>> BEGIN

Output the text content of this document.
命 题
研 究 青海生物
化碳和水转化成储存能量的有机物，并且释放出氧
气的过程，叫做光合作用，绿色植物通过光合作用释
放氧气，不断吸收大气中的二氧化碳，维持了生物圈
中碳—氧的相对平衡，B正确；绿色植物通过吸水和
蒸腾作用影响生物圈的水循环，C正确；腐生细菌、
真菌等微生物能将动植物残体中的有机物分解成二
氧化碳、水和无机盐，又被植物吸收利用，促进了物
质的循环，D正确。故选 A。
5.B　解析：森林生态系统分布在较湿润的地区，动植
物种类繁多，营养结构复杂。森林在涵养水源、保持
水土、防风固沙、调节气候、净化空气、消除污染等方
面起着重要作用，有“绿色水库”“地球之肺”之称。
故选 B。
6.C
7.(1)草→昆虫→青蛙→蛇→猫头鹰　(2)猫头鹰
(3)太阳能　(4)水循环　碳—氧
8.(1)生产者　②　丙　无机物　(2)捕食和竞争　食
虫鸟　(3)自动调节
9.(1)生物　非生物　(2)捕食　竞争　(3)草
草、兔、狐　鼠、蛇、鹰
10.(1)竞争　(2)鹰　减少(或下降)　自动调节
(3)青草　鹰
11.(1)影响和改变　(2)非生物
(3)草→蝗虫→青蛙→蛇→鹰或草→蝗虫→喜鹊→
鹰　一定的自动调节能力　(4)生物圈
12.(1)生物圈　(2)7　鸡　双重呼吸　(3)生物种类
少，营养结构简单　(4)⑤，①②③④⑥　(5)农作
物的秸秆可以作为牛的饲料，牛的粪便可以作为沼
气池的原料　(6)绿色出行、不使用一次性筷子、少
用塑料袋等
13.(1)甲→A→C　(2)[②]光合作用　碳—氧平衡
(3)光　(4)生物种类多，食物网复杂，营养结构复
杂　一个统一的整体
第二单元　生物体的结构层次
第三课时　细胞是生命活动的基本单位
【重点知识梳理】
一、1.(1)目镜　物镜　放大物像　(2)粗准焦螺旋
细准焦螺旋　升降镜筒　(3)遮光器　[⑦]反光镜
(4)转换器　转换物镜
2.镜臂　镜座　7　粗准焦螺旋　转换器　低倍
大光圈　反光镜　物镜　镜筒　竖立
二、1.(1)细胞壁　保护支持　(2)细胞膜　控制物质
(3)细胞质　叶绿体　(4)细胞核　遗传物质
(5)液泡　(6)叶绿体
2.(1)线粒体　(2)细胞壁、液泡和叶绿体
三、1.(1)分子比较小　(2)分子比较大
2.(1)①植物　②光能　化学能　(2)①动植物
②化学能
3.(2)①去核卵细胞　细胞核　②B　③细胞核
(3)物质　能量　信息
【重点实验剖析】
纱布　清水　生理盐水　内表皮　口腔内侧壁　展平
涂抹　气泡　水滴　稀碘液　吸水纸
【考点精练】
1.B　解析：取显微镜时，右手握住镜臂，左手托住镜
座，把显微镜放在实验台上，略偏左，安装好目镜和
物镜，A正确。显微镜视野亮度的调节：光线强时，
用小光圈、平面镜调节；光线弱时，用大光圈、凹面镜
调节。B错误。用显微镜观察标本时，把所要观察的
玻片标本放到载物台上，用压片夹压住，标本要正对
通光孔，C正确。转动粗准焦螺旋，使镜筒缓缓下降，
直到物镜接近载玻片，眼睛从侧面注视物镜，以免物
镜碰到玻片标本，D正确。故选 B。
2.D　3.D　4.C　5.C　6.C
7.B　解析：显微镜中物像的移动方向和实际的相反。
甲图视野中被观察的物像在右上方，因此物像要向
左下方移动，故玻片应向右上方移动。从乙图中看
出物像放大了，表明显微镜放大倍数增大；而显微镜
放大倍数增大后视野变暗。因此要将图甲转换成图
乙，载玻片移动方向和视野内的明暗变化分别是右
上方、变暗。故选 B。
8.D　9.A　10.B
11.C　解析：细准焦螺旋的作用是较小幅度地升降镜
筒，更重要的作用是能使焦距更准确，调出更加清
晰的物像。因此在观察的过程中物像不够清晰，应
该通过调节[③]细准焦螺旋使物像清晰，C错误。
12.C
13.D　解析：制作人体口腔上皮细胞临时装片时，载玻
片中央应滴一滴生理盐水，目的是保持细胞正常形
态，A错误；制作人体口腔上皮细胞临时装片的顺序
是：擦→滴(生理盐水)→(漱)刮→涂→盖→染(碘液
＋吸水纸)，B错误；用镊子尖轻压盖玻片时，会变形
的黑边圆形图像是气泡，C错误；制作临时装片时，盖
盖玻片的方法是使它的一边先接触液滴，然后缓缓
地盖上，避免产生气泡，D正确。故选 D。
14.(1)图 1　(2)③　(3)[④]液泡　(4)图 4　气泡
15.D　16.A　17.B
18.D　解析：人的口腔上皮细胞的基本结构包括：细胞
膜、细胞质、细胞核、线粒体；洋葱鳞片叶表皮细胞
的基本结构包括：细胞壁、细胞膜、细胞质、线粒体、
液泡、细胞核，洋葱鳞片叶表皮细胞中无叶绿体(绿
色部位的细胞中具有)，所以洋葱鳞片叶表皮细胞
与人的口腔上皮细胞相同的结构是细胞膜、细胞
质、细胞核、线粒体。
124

>> END

Repeat the data precisely, reproducing every entry.

■ **Full solution**
Output the text content of this document.
命 题
研 究 青海生物
化碳和水转化成储存能量的有机物，并且释放出氧
气的过程，叫做光合作用，绿色植物通过光合作用释
放氧气，不断吸收大气中的二氧化碳，维持了生物圈
中碳—氧的相对平衡，B正确；绿色植物通过吸水和
蒸腾作用影响生物圈的水循环，C正确；腐生细菌、
真菌等微生物能将动植物残体中的有机物分解成二
氧化碳、水和无机盐，又被植物吸收利用，促进了物
质的循环，D正确。故选 A。
5.B　解析：森林生态系统分布在较湿润的地区，动植
物种类繁多，营养结构复杂。森林在涵养水源、保持
水土、防风固沙、调节气候、净化空气、消除污染等方
面起着重要作用，有“绿色水库”“地球之肺”之称。
故选 B。
6.C
7.(1)草→昆虫→青蛙→蛇→猫头鹰　(2)猫头鹰
(3)太阳能　(4)水循环　碳—氧
8.(1)生产者　②　丙　无机物　(2)捕食和竞争　食
虫鸟　(3)自动调节
9.(1)生物　非生物　(2)捕食　竞争　(3)草
草、兔、狐　鼠、蛇、鹰
10.(1)竞争　(2)鹰　减少(或下降)　自动调节
(3)青草　鹰
11.(1)影响和改变　(2)非生物
(3)草→蝗虫→青蛙→蛇→鹰或草→蝗虫→喜鹊→
鹰　一定的自动调节能力　(4)生物圈
12.(1)生物圈　(2)7　鸡　双重呼吸　(3)生物种类
少，营养结构简单　(4)⑤，①②③④⑥　(5)农作
物的秸秆可以作为牛的饲料，牛的粪便可以作为沼
气池的原料　(6)绿色出行、不使用一次性筷子、少
用塑料袋等
13.(1)甲→A→C　(2)[②]光合作用　碳—氧平衡
(3)光　(4)生物种类多，食物网复杂，营养结构复
杂　一个统一的整体
第二单元　生物体的结构层次
第三课时　细胞是生命活动的基本单位
【重点知识梳理】
一、1.(1)目镜　物镜　放大物像　(2)粗准焦螺旋
细准焦螺旋　升降镜筒　(3)遮光器　[⑦]反光镜
(4)转换器　转换物镜
2.镜臂　镜座　7　粗准焦螺旋　转换器　低倍
大光圈　反光镜　物镜　镜筒　竖立
二、1.(1)细胞壁　保护支持　(2)细胞膜　控制物质
(3)细胞质　叶绿体　(4)细胞核　遗传物质
(5)液泡　(6)叶绿体
2.(1)线粒体　(2)细胞壁、液泡和叶绿体
三、1.(1)分子比较小　(2)分子比较大
2.(1)①植物　②光能　化学能　(2)①动植物
②化学能
3.(2)①去核卵细胞　细胞核　②B　③细胞核
(3)物质　能量　信息
【重点实验剖析】
纱布　清水　生理盐水　内表皮　口腔内侧壁　展平
涂抹　气泡　水滴　稀碘液　吸水纸
【考点精练】
1.B　解析：取显微镜时，右手握住镜臂，左手托住镜
座，把显微镜放在实验台上，略偏左，安装好目镜和
物镜，A正确。显微镜视野亮度的调节：光线强时，
用小光圈、平面镜调节；光线弱时，用大光圈、凹面镜
调节。B错误。用显微镜观察标本时，把所要观察的
玻片标本放到载物台上，用压片夹压住，标本要正对
通光孔，C正确。转动粗准焦螺旋，使镜筒缓缓下降，
直到物镜接近载玻片，眼睛从侧面注视物镜，以免物
镜碰到玻片标本，D正确。故选 B。
2.D　3.D　4.C　5.C　6.C
7.B　解析：显微镜中物像的移动方向和实际的相反。
甲图视野中被观察的物像在右上方，因此物像要向
左下方移动，故玻片应向右上方移动。从乙图中看
出物像放大了，表明显微镜放大倍数增大；而显微镜
放大倍数增大后视野变暗。因此要将图甲转换成图
乙，载玻片移动方向和视野内的明暗变化分别是右
上方、变暗。故选 B。
8.D　9.A　10.B
11.C　解析：细准焦螺旋的作用是较小幅度地升降镜
筒，更重要的作用是能使焦距更准确，调出更加清
晰的物像。因此在观察的过程中物像不够清晰，应
该通过调节[③]细准焦螺旋使物像清晰，C错误。
12.C
13.D　解析：制作人体口腔上皮细胞临时装片时，载玻
片中央应滴一滴生理盐水，目的是保持细胞正常形
态，A错误；制作人体口腔上皮细胞临时装片的顺序
是：擦→滴(生理盐水)→(漱)刮→涂→盖→染(碘液
＋吸水纸)，B错误；用镊子尖轻压盖玻片时，会变形
的黑边圆形图像是气泡，C错误；制作临时装片时，盖
盖玻片的方法是使它的一边先接触液滴，然后缓缓
地盖上，避免产生气泡，D正确。故选 D。
14.(1)图 1　(2)③　(3)[④]液泡　(4)图 4　气泡
15.D　16.A　17.B
18.D　解析：人的口腔上皮细胞的基本结构包括：细胞
膜、细胞质、细胞核、线粒体；洋葱鳞片叶表皮细胞
的基本结构包括：细胞壁、细胞膜、细胞质、线粒体、
液泡、细胞核，洋葱鳞片叶表皮细胞中无叶绿体(绿
色部位的细胞中具有)，所以洋葱鳞片叶表皮细胞
与人的口腔上皮细胞相同的结构是细胞膜、细胞
质、细胞核、线粒体。
124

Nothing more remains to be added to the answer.